▶ **Task to complete**
Print the records below word for word, but leave out the pictures.

####

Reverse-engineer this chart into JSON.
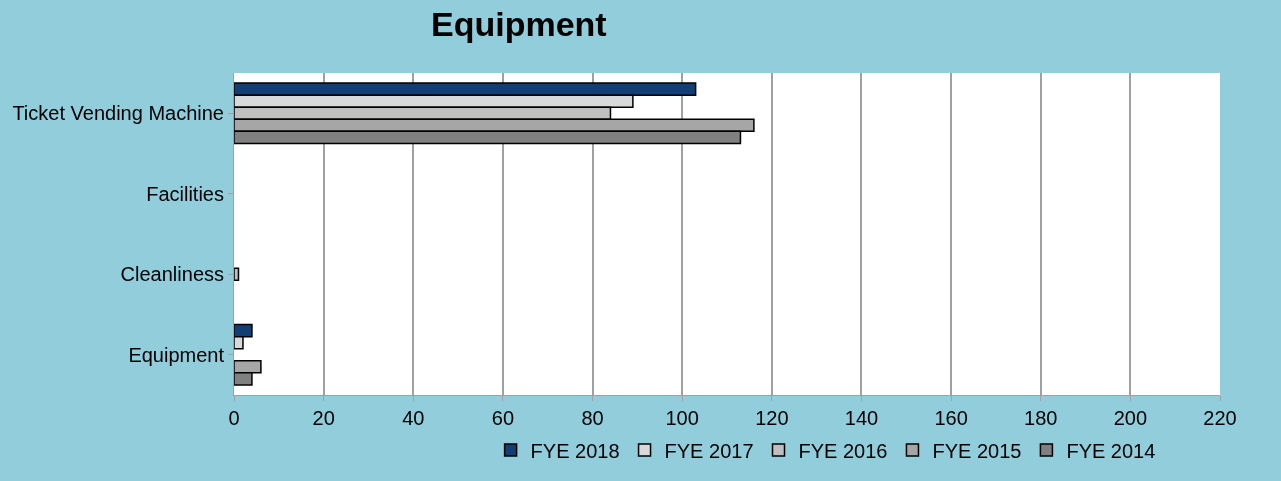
{
  "chart_data": {
    "type": "bar",
    "orientation": "horizontal",
    "title": "Equipment",
    "categories": [
      "Ticket Vending Machine",
      "Facilities",
      "Cleanliness",
      "Equipment"
    ],
    "series": [
      {
        "name": "FYE 2018",
        "color": "#123f73",
        "values": [
          103,
          null,
          null,
          4
        ]
      },
      {
        "name": "FYE 2017",
        "color": "#d9d9d9",
        "values": [
          89,
          null,
          null,
          2
        ]
      },
      {
        "name": "FYE 2016",
        "color": "#bfbfbf",
        "values": [
          84,
          null,
          1,
          null
        ]
      },
      {
        "name": "FYE 2015",
        "color": "#a6a6a6",
        "values": [
          116,
          null,
          null,
          6
        ]
      },
      {
        "name": "FYE 2014",
        "color": "#808080",
        "values": [
          113,
          null,
          null,
          4
        ]
      }
    ],
    "xlim": [
      0,
      220
    ],
    "xticks": [
      0,
      20,
      40,
      60,
      80,
      100,
      120,
      140,
      160,
      180,
      200,
      220
    ],
    "grid": "x",
    "legend": "bottom"
  }
}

####

▶ **Task output**
Reverse-engineer this chart into JSON.
{
  "chart_data": {
    "type": "bar",
    "orientation": "horizontal",
    "title": "Equipment",
    "categories": [
      "Ticket Vending Machine",
      "Facilities",
      "Cleanliness",
      "Equipment"
    ],
    "series": [
      {
        "name": "FYE 2018",
        "color": "#123f73",
        "values": [
          103,
          null,
          null,
          4
        ]
      },
      {
        "name": "FYE 2017",
        "color": "#d9d9d9",
        "values": [
          89,
          null,
          null,
          2
        ]
      },
      {
        "name": "FYE 2016",
        "color": "#bfbfbf",
        "values": [
          84,
          null,
          1,
          null
        ]
      },
      {
        "name": "FYE 2015",
        "color": "#a6a6a6",
        "values": [
          116,
          null,
          null,
          6
        ]
      },
      {
        "name": "FYE 2014",
        "color": "#808080",
        "values": [
          113,
          null,
          null,
          4
        ]
      }
    ],
    "xlim": [
      0,
      220
    ],
    "xticks": [
      0,
      20,
      40,
      60,
      80,
      100,
      120,
      140,
      160,
      180,
      200,
      220
    ],
    "grid": "x",
    "legend": "bottom"
  }
}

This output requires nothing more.